— Given problem —
Collect each line holding the string "offers".

— Dataset rows —
::::::

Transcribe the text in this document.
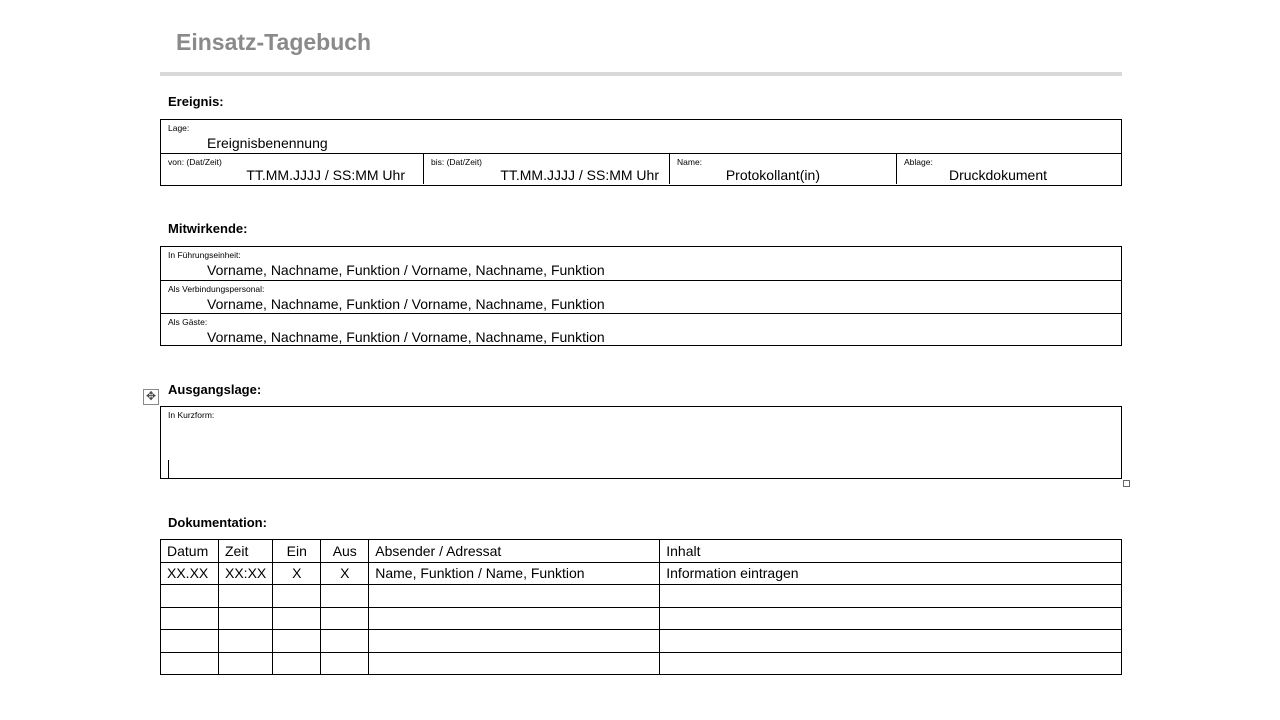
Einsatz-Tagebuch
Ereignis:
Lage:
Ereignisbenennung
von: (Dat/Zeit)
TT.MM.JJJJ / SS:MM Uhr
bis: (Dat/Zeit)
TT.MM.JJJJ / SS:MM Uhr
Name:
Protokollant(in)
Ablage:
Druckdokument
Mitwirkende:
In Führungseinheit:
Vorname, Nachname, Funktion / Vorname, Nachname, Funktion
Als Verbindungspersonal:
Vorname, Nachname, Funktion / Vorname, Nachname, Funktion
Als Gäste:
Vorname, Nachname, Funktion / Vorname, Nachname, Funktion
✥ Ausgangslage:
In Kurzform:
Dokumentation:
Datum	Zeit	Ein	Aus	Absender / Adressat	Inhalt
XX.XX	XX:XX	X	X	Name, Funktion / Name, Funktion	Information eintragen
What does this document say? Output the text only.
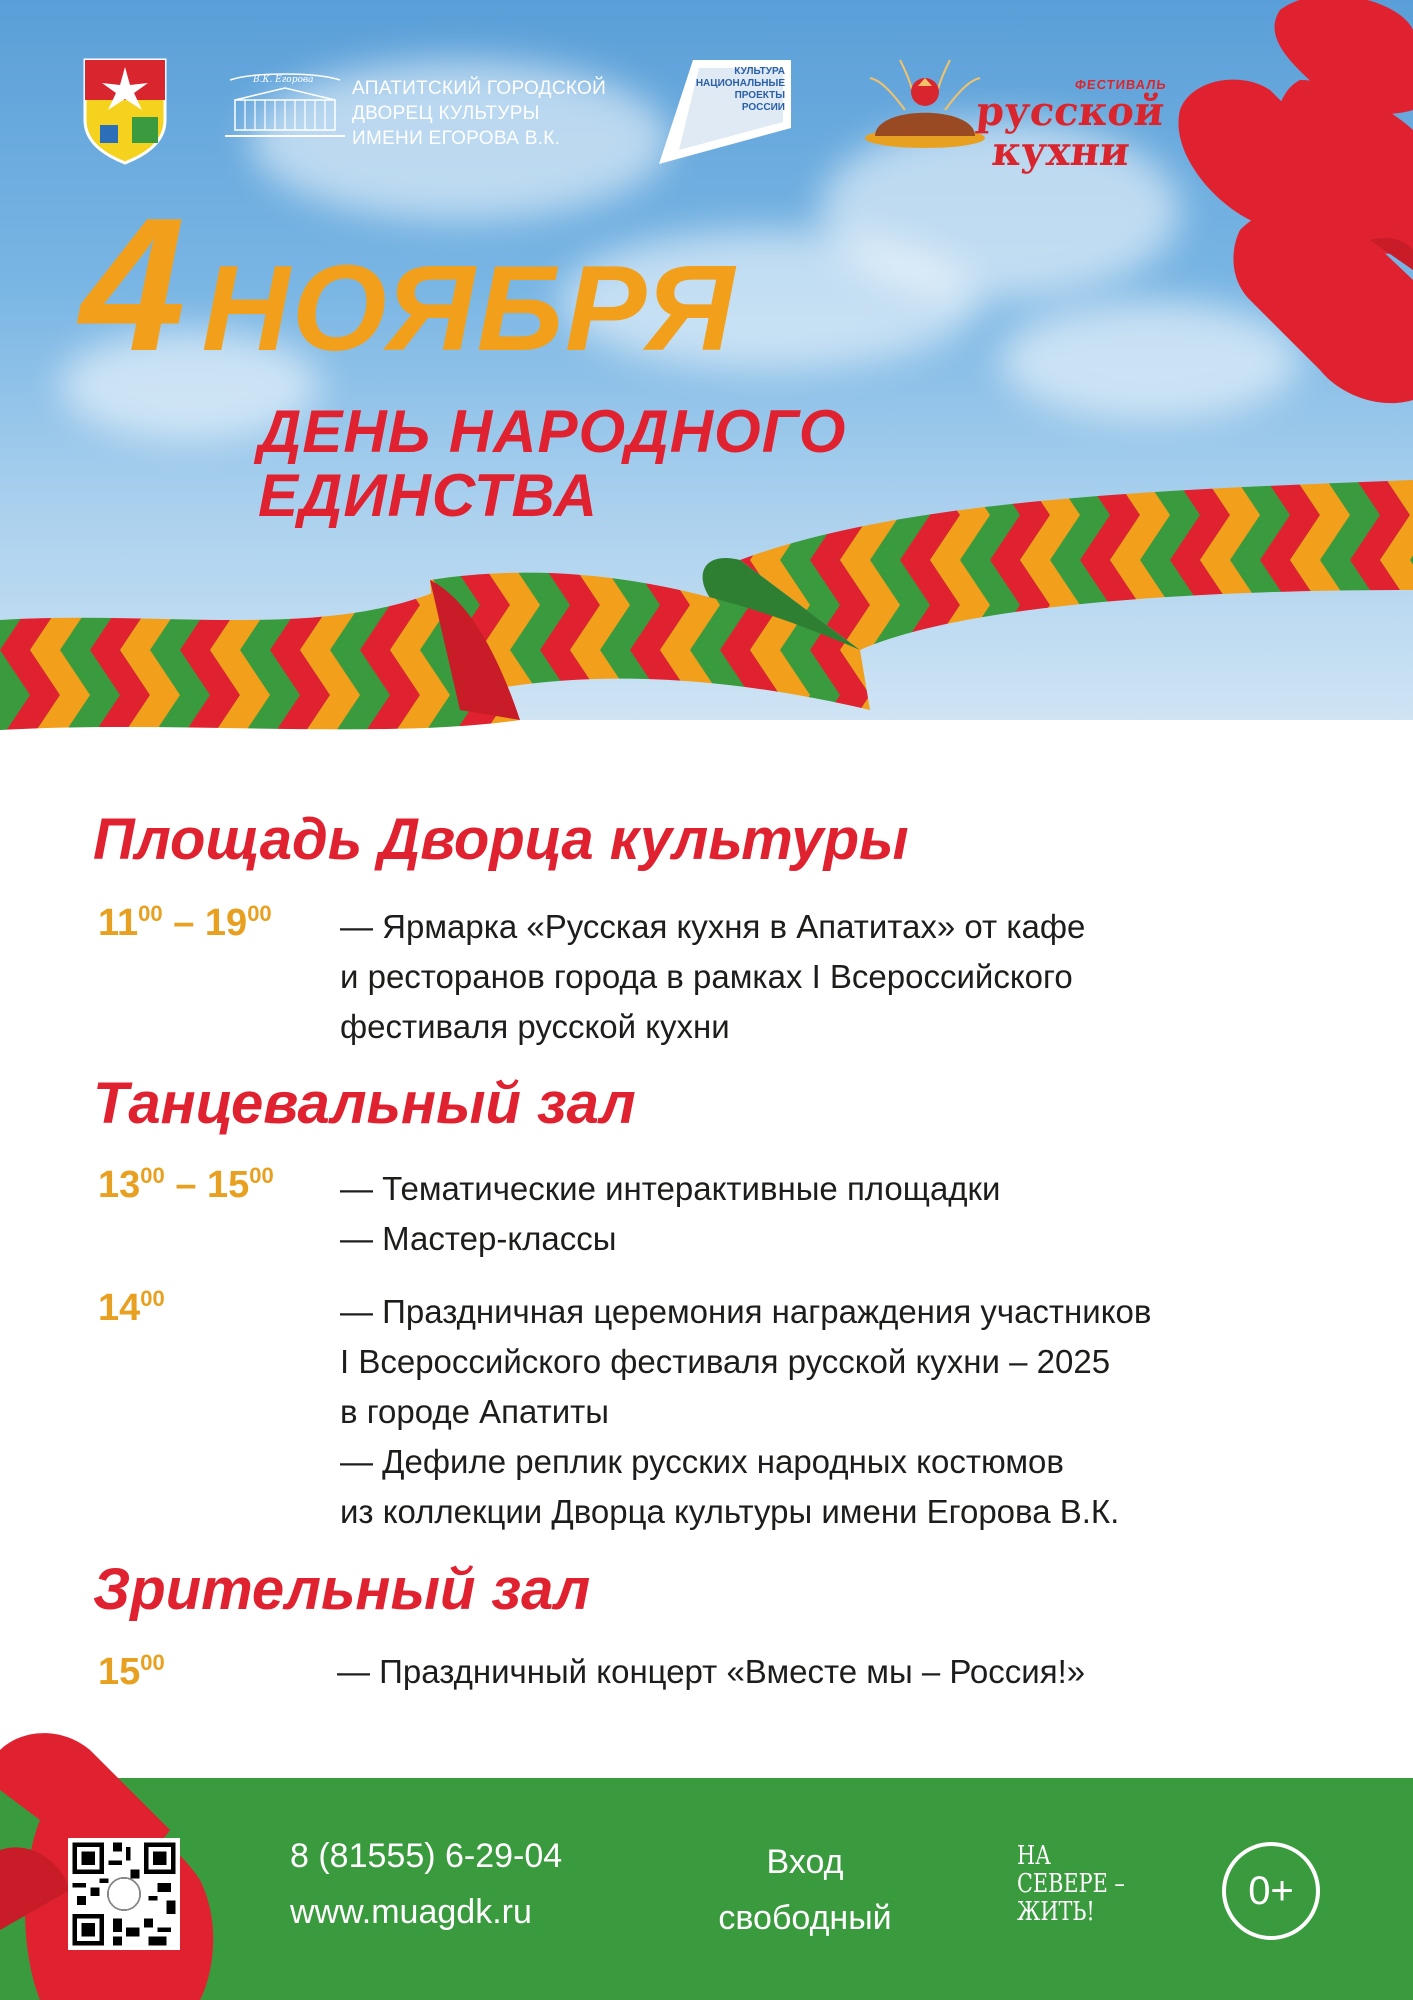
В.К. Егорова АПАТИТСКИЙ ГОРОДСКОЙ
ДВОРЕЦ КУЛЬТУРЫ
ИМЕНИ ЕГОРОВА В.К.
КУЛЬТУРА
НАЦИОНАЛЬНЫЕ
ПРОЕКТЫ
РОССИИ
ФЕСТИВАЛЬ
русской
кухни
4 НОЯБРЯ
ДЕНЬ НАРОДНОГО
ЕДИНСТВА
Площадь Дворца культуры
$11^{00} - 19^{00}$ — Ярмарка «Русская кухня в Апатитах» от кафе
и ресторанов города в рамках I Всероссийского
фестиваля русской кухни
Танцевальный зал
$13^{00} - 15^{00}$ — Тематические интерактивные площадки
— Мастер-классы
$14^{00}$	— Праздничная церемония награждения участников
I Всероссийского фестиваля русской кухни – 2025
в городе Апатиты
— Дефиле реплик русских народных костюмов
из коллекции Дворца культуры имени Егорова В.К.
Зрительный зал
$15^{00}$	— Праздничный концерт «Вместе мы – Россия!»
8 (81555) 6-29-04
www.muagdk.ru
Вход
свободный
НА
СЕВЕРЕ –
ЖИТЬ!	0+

::::::

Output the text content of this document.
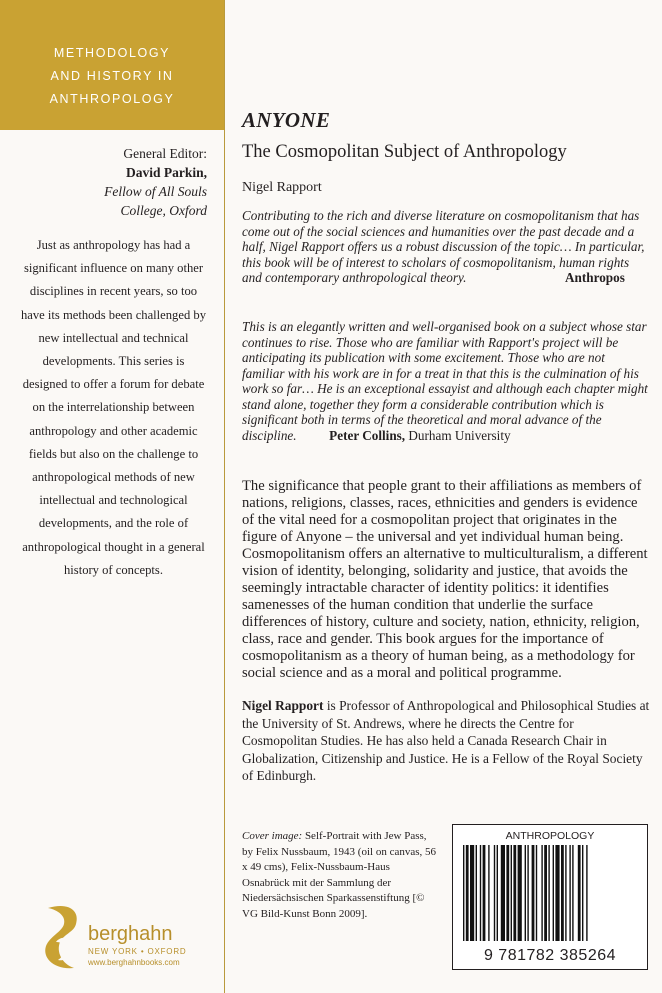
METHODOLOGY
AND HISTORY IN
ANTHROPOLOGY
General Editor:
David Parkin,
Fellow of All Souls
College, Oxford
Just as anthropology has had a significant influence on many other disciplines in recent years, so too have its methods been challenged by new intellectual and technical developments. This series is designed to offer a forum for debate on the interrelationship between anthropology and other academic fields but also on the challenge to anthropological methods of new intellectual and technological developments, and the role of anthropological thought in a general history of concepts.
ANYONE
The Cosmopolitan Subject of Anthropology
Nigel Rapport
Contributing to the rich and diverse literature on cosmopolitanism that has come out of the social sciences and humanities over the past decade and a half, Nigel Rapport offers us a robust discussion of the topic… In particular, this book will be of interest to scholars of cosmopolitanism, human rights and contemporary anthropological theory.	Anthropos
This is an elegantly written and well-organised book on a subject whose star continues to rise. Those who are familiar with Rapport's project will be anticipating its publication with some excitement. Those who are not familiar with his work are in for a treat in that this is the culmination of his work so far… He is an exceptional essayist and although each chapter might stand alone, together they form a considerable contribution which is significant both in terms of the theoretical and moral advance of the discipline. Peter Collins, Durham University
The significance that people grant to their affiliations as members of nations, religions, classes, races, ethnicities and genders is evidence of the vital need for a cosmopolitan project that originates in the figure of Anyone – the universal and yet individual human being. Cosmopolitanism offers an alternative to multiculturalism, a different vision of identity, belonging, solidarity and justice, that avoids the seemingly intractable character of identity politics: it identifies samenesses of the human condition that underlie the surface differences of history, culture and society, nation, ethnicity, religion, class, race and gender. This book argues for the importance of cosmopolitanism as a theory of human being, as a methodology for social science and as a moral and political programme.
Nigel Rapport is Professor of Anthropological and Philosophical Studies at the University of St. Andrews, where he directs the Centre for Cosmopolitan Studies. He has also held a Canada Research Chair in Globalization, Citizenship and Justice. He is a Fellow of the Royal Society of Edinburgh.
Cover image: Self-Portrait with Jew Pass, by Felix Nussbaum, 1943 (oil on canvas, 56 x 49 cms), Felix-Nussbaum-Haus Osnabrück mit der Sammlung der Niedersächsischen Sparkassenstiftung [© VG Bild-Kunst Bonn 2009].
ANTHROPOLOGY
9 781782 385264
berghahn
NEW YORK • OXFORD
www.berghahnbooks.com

::::::

— Result —
Contributing to the rich and diverse literature on cosmopolitanism that has come out of the social sciences and humanities over the past decade and a half, Nigel Rapport offers us a robust discussion of the topic… In particular, this book will be of interest to scholars of cosmopolitanism, human rights and contemporary anthropological theory.	Anthropos
The significance that people grant to their affiliations as members of nations, religions, classes, races, ethnicities and genders is evidence of the vital need for a cosmopolitan project that originates in the figure of Anyone – the universal and yet individual human being. Cosmopolitanism offers an alternative to multiculturalism, a different vision of identity, belonging, solidarity and justice, that avoids the seemingly intractable character of identity politics: it identifies samenesses of the human condition that underlie the surface differences of history, culture and society, nation, ethnicity, religion, class, race and gender. This book argues for the importance of cosmopolitanism as a theory of human being, as a methodology for social science and as a moral and political programme.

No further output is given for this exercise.